**Supplied records**:
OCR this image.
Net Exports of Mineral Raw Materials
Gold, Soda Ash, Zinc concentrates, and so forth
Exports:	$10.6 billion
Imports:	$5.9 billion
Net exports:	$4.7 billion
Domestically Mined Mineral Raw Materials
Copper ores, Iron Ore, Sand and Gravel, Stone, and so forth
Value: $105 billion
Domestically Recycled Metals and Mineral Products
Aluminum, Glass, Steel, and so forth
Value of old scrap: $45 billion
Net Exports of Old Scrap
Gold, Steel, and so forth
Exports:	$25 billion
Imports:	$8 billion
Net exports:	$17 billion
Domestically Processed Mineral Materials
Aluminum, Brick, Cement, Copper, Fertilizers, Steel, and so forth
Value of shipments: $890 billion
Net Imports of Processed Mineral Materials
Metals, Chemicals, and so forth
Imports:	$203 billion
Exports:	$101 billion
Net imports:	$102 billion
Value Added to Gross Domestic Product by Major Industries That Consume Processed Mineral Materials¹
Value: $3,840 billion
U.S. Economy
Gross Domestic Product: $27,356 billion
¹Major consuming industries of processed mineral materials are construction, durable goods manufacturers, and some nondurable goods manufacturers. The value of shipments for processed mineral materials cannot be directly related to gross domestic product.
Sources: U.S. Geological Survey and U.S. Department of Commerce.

**Request**: The data above must be returned in full, exactly as written.

**Exercise answer**:
OCR this image.
Net Exports of Mineral Raw Materials
Gold, Soda Ash, Zinc concentrates, and so forth
Exports:	$10.6 billion
Imports:	$5.9 billion
Net exports:	$4.7 billion
Domestically Mined Mineral Raw Materials
Copper ores, Iron Ore, Sand and Gravel, Stone, and so forth
Value: $105 billion
Domestically Recycled Metals and Mineral Products
Aluminum, Glass, Steel, and so forth
Value of old scrap: $45 billion
Net Exports of Old Scrap
Gold, Steel, and so forth
Exports:	$25 billion
Imports:	$8 billion
Net exports:	$17 billion
Domestically Processed Mineral Materials
Aluminum, Brick, Cement, Copper, Fertilizers, Steel, and so forth
Value of shipments: $890 billion
Net Imports of Processed Mineral Materials
Metals, Chemicals, and so forth
Imports:	$203 billion
Exports:	$101 billion
Net imports:	$102 billion
Value Added to Gross Domestic Product by Major Industries That Consume Processed Mineral Materials¹
Value: $3,840 billion
U.S. Economy
Gross Domestic Product: $27,356 billion
¹Major consuming industries of processed mineral materials are construction, durable goods manufacturers, and some nondurable goods manufacturers. The value of shipments for processed mineral materials cannot be directly related to gross domestic product.
Sources: U.S. Geological Survey and U.S. Department of Commerce.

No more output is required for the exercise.